[Start of Task data]

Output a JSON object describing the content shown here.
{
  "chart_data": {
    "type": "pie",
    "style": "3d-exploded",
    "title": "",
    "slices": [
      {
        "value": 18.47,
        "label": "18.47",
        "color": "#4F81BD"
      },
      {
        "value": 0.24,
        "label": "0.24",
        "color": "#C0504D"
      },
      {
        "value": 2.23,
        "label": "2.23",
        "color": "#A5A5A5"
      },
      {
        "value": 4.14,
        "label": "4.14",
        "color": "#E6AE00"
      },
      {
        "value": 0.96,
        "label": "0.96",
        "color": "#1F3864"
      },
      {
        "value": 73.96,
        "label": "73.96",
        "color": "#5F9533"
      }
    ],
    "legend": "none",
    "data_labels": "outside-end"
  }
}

[End of Task data]

> _Do this_
From the records above, extract everything verbatim.

> _Exercise response_
Output a JSON object describing the content shown here.
{
  "chart_data": {
    "type": "pie",
    "style": "3d-exploded",
    "title": "",
    "slices": [
      {
        "value": 18.47,
        "label": "18.47",
        "color": "#4F81BD"
      },
      {
        "value": 0.24,
        "label": "0.24",
        "color": "#C0504D"
      },
      {
        "value": 2.23,
        "label": "2.23",
        "color": "#A5A5A5"
      },
      {
        "value": 4.14,
        "label": "4.14",
        "color": "#E6AE00"
      },
      {
        "value": 0.96,
        "label": "0.96",
        "color": "#1F3864"
      },
      {
        "value": 73.96,
        "label": "73.96",
        "color": "#5F9533"
      }
    ],
    "legend": "none",
    "data_labels": "outside-end"
  }
}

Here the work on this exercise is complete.